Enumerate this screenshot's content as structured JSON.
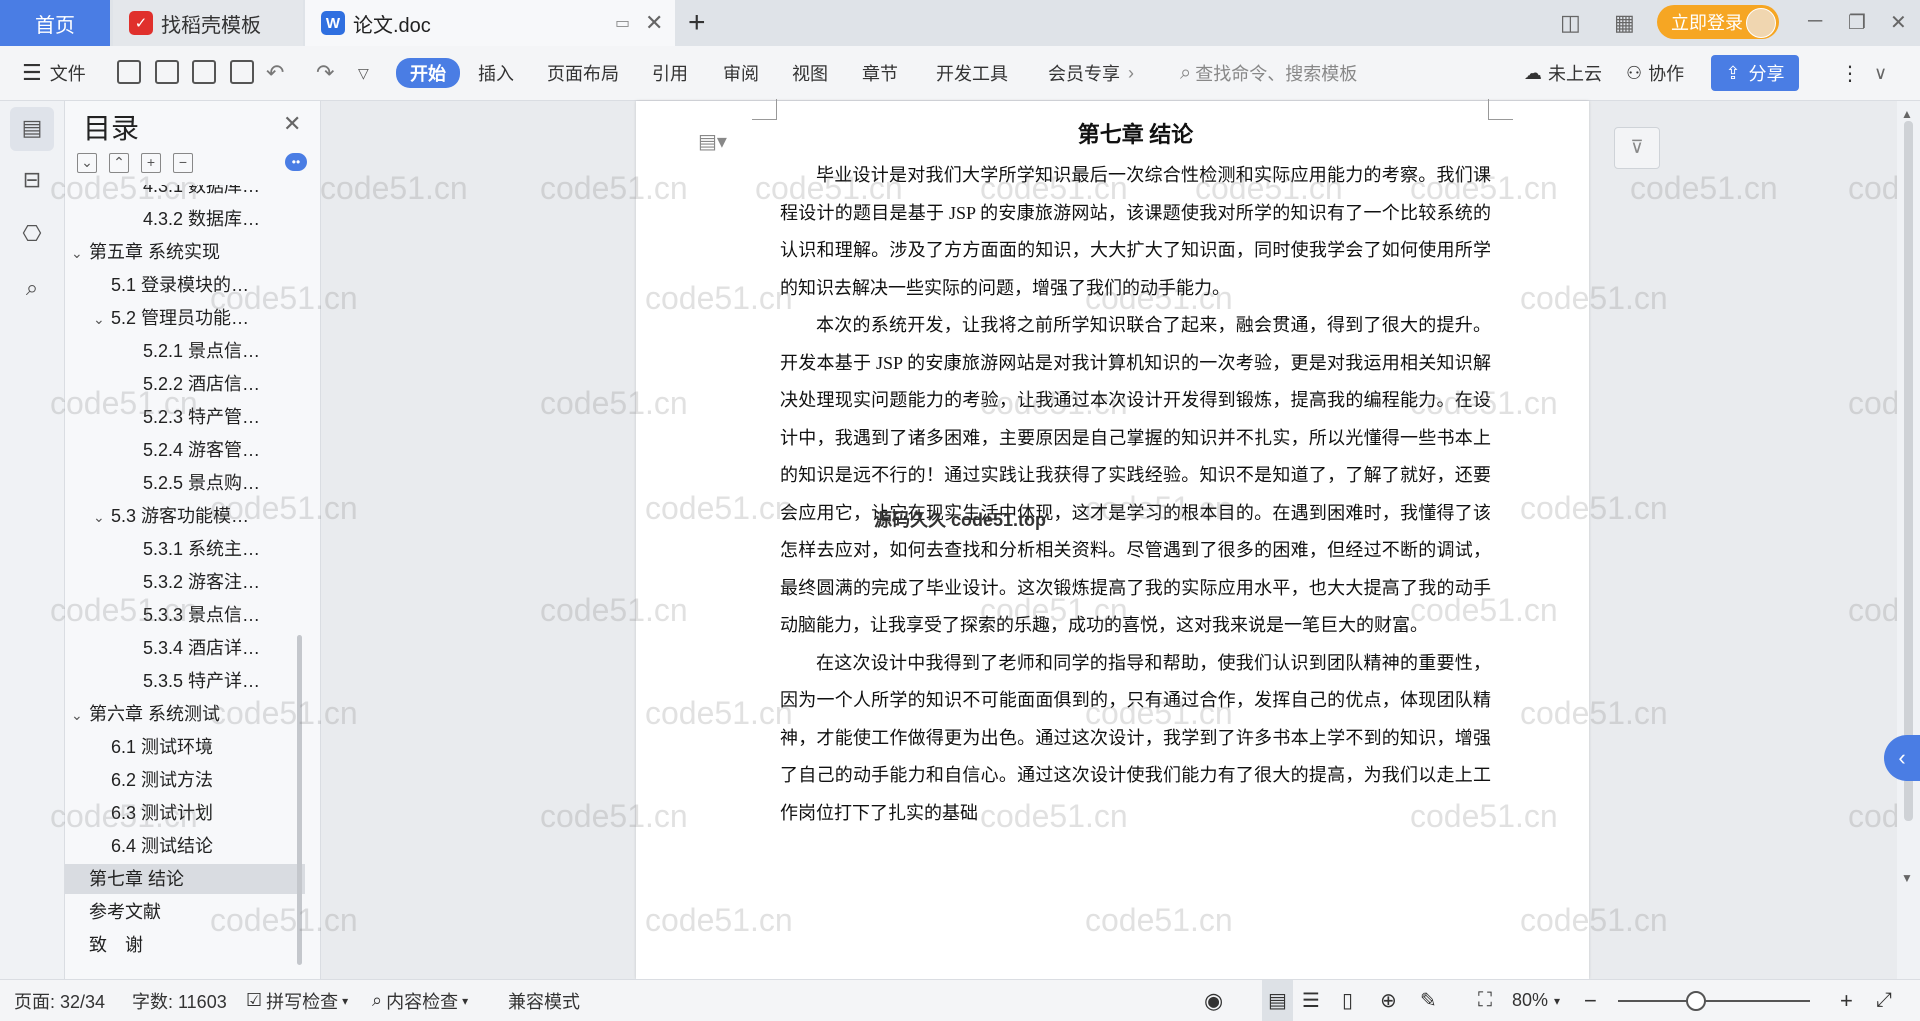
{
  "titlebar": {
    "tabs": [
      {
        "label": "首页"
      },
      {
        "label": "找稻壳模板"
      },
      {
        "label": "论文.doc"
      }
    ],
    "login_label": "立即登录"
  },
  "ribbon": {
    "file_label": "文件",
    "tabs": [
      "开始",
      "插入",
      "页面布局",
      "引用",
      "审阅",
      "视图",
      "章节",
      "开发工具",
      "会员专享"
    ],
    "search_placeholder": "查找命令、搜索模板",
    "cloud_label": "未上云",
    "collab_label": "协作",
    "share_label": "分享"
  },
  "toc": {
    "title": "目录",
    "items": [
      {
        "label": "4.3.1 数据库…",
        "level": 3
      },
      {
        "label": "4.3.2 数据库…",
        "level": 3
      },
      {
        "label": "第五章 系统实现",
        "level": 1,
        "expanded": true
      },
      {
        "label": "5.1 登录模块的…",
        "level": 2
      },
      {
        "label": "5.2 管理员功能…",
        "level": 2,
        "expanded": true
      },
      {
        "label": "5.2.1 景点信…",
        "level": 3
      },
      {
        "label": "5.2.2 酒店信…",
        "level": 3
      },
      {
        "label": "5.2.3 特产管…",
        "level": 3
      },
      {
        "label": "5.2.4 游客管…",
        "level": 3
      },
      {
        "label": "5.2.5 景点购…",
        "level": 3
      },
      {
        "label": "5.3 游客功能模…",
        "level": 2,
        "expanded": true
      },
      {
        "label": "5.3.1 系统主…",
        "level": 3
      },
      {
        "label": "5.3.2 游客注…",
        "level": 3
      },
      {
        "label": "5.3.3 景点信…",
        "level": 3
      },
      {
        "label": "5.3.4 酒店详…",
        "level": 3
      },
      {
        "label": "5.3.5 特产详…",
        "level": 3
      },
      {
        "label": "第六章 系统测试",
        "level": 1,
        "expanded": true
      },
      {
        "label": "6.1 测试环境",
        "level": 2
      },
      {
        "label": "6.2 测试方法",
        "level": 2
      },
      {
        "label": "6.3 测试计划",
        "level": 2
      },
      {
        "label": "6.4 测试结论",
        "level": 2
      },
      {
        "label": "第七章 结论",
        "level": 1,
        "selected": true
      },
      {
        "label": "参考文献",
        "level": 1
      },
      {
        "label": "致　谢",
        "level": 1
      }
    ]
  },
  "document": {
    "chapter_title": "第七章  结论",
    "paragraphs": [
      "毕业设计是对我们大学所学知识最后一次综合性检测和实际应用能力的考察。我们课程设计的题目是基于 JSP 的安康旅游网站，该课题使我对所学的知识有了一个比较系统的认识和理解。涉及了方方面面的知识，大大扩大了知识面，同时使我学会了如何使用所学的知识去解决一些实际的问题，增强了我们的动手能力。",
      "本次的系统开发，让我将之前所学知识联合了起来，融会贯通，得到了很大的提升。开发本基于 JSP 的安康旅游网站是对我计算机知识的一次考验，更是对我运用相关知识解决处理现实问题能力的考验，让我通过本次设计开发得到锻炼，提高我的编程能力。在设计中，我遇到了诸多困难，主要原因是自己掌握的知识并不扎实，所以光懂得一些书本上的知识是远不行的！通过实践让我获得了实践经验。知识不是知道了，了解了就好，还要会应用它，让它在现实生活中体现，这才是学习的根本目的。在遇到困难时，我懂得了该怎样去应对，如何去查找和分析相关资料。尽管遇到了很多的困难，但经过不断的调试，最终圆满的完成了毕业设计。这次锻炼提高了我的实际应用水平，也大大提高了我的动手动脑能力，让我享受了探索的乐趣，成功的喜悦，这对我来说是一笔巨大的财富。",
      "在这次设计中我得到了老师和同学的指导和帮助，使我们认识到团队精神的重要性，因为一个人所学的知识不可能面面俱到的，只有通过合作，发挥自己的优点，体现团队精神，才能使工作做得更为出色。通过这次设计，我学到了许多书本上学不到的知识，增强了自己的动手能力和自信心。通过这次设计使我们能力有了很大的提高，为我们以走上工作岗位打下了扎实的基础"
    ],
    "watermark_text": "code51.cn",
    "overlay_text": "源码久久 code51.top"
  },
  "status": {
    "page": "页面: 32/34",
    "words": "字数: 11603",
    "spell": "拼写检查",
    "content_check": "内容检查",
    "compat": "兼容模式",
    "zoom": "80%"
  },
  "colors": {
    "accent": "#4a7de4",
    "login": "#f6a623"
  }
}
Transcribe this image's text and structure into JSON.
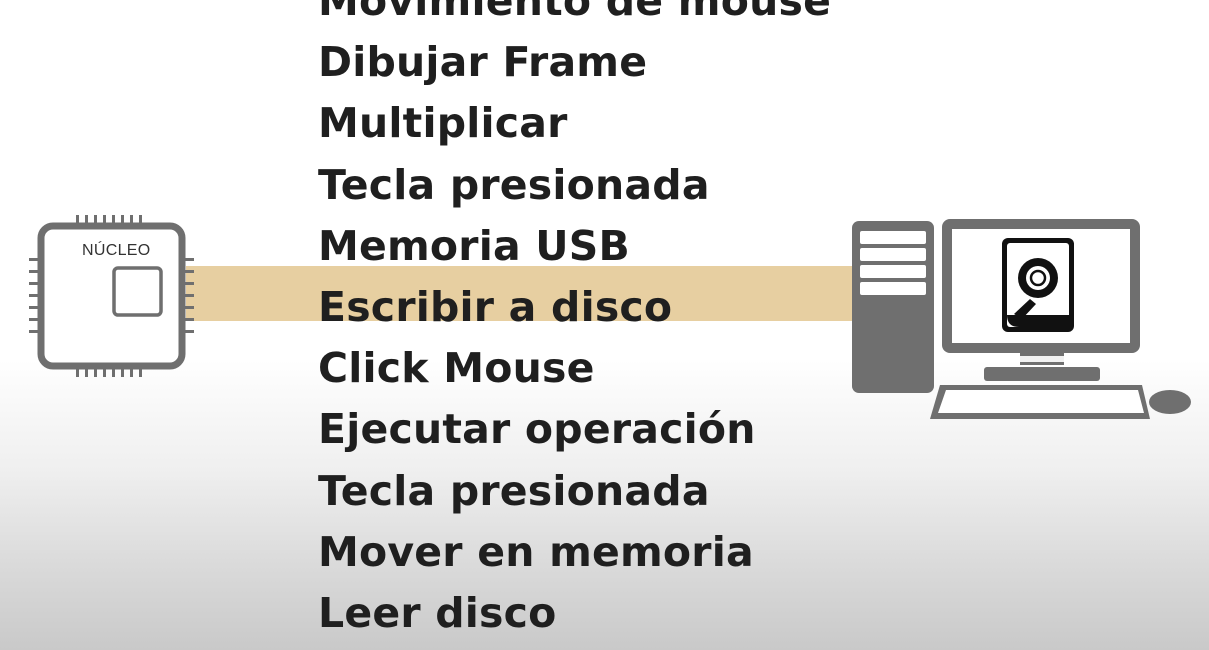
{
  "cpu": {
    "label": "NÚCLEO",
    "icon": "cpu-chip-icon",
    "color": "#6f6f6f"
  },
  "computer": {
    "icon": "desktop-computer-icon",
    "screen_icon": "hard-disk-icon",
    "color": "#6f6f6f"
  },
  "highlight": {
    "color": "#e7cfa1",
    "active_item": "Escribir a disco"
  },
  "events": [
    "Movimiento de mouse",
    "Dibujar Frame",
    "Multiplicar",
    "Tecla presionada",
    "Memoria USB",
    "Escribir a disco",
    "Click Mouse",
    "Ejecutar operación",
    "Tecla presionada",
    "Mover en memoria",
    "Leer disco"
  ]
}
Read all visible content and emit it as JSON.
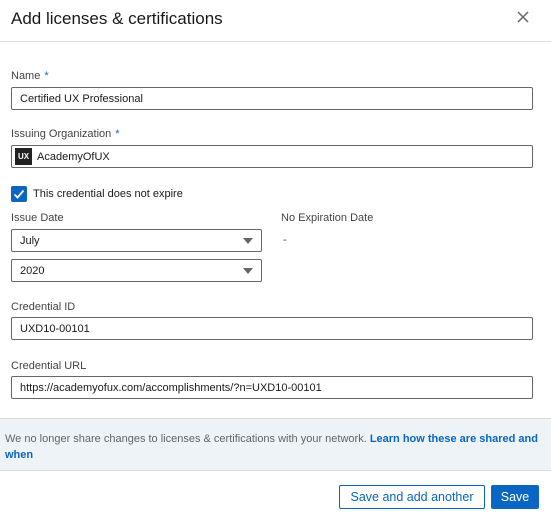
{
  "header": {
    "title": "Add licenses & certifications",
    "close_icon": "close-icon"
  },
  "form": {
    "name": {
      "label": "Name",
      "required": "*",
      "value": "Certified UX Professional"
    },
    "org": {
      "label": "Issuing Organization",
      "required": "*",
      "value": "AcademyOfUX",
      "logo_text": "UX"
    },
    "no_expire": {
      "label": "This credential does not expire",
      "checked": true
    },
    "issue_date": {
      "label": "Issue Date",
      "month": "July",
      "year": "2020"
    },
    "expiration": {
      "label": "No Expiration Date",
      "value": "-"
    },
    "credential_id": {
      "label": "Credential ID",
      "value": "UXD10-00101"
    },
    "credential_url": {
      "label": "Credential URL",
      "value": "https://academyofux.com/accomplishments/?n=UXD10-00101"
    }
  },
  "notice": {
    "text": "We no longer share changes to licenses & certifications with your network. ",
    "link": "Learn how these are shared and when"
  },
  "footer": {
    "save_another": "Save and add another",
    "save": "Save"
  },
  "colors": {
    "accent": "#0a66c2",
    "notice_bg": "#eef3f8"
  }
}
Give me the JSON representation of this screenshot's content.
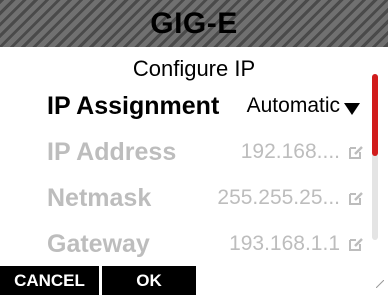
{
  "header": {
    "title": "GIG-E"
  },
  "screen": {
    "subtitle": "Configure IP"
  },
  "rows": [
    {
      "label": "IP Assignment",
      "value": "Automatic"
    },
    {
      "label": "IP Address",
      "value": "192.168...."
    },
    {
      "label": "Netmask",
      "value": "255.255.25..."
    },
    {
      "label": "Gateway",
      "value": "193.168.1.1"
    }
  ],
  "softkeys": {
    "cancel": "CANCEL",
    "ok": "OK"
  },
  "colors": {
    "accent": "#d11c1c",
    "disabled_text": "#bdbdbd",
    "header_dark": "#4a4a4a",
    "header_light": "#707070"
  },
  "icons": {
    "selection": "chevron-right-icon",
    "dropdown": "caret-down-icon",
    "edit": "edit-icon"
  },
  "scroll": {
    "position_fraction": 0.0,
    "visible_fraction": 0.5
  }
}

## DIRECTIONS
Quote the entries in full. Any image among them is to be omitted from the copy.

## TASK ANSWER
Enumerate this screenshot's content as structured JSON.
{
  "titlebar": {
    "tabs": [
      {
        "label": "首页"
      },
      {
        "label": "找稻壳模板"
      },
      {
        "label": "论文.doc"
      }
    ],
    "login_label": "立即登录"
  },
  "ribbon": {
    "file_label": "文件",
    "tabs": [
      "开始",
      "插入",
      "页面布局",
      "引用",
      "审阅",
      "视图",
      "章节",
      "开发工具",
      "会员专享"
    ],
    "search_placeholder": "查找命令、搜索模板",
    "cloud_label": "未上云",
    "collab_label": "协作",
    "share_label": "分享"
  },
  "toc": {
    "title": "目录",
    "items": [
      {
        "label": "4.3.1 数据库…",
        "level": 3
      },
      {
        "label": "4.3.2 数据库…",
        "level": 3
      },
      {
        "label": "第五章 系统实现",
        "level": 1,
        "expanded": true
      },
      {
        "label": "5.1 登录模块的…",
        "level": 2
      },
      {
        "label": "5.2 管理员功能…",
        "level": 2,
        "expanded": true
      },
      {
        "label": "5.2.1 景点信…",
        "level": 3
      },
      {
        "label": "5.2.2 酒店信…",
        "level": 3
      },
      {
        "label": "5.2.3 特产管…",
        "level": 3
      },
      {
        "label": "5.2.4 游客管…",
        "level": 3
      },
      {
        "label": "5.2.5 景点购…",
        "level": 3
      },
      {
        "label": "5.3 游客功能模…",
        "level": 2,
        "expanded": true
      },
      {
        "label": "5.3.1 系统主…",
        "level": 3
      },
      {
        "label": "5.3.2 游客注…",
        "level": 3
      },
      {
        "label": "5.3.3 景点信…",
        "level": 3
      },
      {
        "label": "5.3.4 酒店详…",
        "level": 3
      },
      {
        "label": "5.3.5 特产详…",
        "level": 3
      },
      {
        "label": "第六章 系统测试",
        "level": 1,
        "expanded": true
      },
      {
        "label": "6.1 测试环境",
        "level": 2
      },
      {
        "label": "6.2 测试方法",
        "level": 2
      },
      {
        "label": "6.3 测试计划",
        "level": 2
      },
      {
        "label": "6.4 测试结论",
        "level": 2
      },
      {
        "label": "第七章 结论",
        "level": 1,
        "selected": true
      },
      {
        "label": "参考文献",
        "level": 1
      },
      {
        "label": "致　谢",
        "level": 1
      }
    ]
  },
  "document": {
    "chapter_title": "第七章  结论",
    "paragraphs": [
      "毕业设计是对我们大学所学知识最后一次综合性检测和实际应用能力的考察。我们课程设计的题目是基于 JSP 的安康旅游网站，该课题使我对所学的知识有了一个比较系统的认识和理解。涉及了方方面面的知识，大大扩大了知识面，同时使我学会了如何使用所学的知识去解决一些实际的问题，增强了我们的动手能力。",
      "本次的系统开发，让我将之前所学知识联合了起来，融会贯通，得到了很大的提升。开发本基于 JSP 的安康旅游网站是对我计算机知识的一次考验，更是对我运用相关知识解决处理现实问题能力的考验，让我通过本次设计开发得到锻炼，提高我的编程能力。在设计中，我遇到了诸多困难，主要原因是自己掌握的知识并不扎实，所以光懂得一些书本上的知识是远不行的！通过实践让我获得了实践经验。知识不是知道了，了解了就好，还要会应用它，让它在现实生活中体现，这才是学习的根本目的。在遇到困难时，我懂得了该怎样去应对，如何去查找和分析相关资料。尽管遇到了很多的困难，但经过不断的调试，最终圆满的完成了毕业设计。这次锻炼提高了我的实际应用水平，也大大提高了我的动手动脑能力，让我享受了探索的乐趣，成功的喜悦，这对我来说是一笔巨大的财富。",
      "在这次设计中我得到了老师和同学的指导和帮助，使我们认识到团队精神的重要性，因为一个人所学的知识不可能面面俱到的，只有通过合作，发挥自己的优点，体现团队精神，才能使工作做得更为出色。通过这次设计，我学到了许多书本上学不到的知识，增强了自己的动手能力和自信心。通过这次设计使我们能力有了很大的提高，为我们以走上工作岗位打下了扎实的基础"
    ],
    "watermark_text": "code51.cn",
    "overlay_text": "源码久久 code51.top"
  },
  "status": {
    "page": "页面: 32/34",
    "words": "字数: 11603",
    "spell": "拼写检查",
    "content_check": "内容检查",
    "compat": "兼容模式",
    "zoom": "80%"
  },
  "colors": {
    "accent": "#4a7de4",
    "login": "#f6a623"
  }
}
Transcribe this image's text and structure into JSON.
{
  "cpu": {
    "label": "NÚCLEO",
    "icon": "cpu-chip-icon",
    "color": "#6f6f6f"
  },
  "computer": {
    "icon": "desktop-computer-icon",
    "screen_icon": "hard-disk-icon",
    "color": "#6f6f6f"
  },
  "highlight": {
    "color": "#e7cfa1",
    "active_item": "Escribir a disco"
  },
  "events": [
    "Movimiento de mouse",
    "Dibujar Frame",
    "Multiplicar",
    "Tecla presionada",
    "Memoria USB",
    "Escribir a disco",
    "Click Mouse",
    "Ejecutar operación",
    "Tecla presionada",
    "Mover en memoria",
    "Leer disco"
  ]
}
Read all visible content and emit it as JSON.
{
  "header": {
    "title": "Add licenses & certifications",
    "close_icon": "close-icon"
  },
  "form": {
    "name": {
      "label": "Name",
      "required": "*",
      "value": "Certified UX Professional"
    },
    "org": {
      "label": "Issuing Organization",
      "required": "*",
      "value": "AcademyOfUX",
      "logo_text": "UX"
    },
    "no_expire": {
      "label": "This credential does not expire",
      "checked": true
    },
    "issue_date": {
      "label": "Issue Date",
      "month": "July",
      "year": "2020"
    },
    "expiration": {
      "label": "No Expiration Date",
      "value": "-"
    },
    "credential_id": {
      "label": "Credential ID",
      "value": "UXD10-00101"
    },
    "credential_url": {
      "label": "Credential URL",
      "value": "https://academyofux.com/accomplishments/?n=UXD10-00101"
    }
  },
  "notice": {
    "text": "We no longer share changes to licenses & certifications with your network. ",
    "link": "Learn how these are shared and when"
  },
  "footer": {
    "save_another": "Save and add another",
    "save": "Save"
  },
  "colors": {
    "accent": "#0a66c2",
    "notice_bg": "#eef3f8"
  }
}
Give me the JSON representation of this screenshot's content.
{
  "header": {
    "title": "GIG-E"
  },
  "screen": {
    "subtitle": "Configure IP"
  },
  "rows": [
    {
      "label": "IP Assignment",
      "value": "Automatic"
    },
    {
      "label": "IP Address",
      "value": "192.168...."
    },
    {
      "label": "Netmask",
      "value": "255.255.25..."
    },
    {
      "label": "Gateway",
      "value": "193.168.1.1"
    }
  ],
  "softkeys": {
    "cancel": "CANCEL",
    "ok": "OK"
  },
  "colors": {
    "accent": "#d11c1c",
    "disabled_text": "#bdbdbd",
    "header_dark": "#4a4a4a",
    "header_light": "#707070"
  },
  "icons": {
    "selection": "chevron-right-icon",
    "dropdown": "caret-down-icon",
    "edit": "edit-icon"
  },
  "scroll": {
    "position_fraction": 0.0,
    "visible_fraction": 0.5
  }
}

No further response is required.